- _Exercise requirements_: How many lines in the records below contain the word "people"? Answer with the number alone.

- _Data provided_:

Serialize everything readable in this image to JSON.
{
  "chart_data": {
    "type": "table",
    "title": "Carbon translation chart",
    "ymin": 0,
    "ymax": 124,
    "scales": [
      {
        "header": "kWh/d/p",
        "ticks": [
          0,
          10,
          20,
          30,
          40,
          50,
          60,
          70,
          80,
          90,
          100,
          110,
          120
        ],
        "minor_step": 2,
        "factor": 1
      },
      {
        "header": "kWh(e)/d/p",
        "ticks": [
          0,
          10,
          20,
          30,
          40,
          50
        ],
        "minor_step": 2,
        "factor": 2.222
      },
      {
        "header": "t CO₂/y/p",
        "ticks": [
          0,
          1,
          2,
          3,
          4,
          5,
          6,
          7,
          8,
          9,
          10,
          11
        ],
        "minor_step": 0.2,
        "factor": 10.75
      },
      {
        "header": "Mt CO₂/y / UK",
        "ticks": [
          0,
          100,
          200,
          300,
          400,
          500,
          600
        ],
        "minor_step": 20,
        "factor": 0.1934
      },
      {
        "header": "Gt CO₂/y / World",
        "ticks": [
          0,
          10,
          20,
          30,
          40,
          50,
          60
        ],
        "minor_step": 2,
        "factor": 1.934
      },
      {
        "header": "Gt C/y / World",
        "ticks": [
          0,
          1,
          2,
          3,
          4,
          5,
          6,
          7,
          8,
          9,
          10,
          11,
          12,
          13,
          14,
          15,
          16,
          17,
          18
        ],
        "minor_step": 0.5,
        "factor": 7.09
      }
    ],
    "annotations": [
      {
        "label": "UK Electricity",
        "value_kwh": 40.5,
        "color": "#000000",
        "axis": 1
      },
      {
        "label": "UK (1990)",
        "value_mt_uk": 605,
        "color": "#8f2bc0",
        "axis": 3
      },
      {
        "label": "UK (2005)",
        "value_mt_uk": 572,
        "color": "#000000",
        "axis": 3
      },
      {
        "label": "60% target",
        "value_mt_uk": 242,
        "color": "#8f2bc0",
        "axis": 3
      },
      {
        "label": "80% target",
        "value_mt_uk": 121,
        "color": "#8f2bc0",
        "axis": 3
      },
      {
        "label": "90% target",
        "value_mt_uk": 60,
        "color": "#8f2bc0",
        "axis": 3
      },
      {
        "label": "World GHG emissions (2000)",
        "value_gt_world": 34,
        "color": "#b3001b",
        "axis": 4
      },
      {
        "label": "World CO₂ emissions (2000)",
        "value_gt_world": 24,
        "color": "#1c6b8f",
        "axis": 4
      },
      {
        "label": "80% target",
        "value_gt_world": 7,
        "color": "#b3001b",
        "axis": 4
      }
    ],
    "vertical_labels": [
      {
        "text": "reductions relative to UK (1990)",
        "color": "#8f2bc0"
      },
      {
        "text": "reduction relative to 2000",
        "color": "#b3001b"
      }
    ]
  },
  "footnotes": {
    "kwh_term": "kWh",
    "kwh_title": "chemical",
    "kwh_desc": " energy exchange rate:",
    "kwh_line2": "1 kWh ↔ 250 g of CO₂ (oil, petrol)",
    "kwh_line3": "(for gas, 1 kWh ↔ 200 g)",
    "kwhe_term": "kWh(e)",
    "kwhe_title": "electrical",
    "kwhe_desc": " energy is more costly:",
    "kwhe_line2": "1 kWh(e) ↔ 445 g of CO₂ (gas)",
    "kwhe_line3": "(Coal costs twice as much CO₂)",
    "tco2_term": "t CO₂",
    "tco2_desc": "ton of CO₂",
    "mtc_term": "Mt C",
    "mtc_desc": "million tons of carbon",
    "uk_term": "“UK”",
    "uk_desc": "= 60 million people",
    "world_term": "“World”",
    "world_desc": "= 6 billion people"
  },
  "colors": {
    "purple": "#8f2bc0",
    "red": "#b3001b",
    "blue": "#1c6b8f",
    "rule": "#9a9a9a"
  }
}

- _Exercise answer_: 2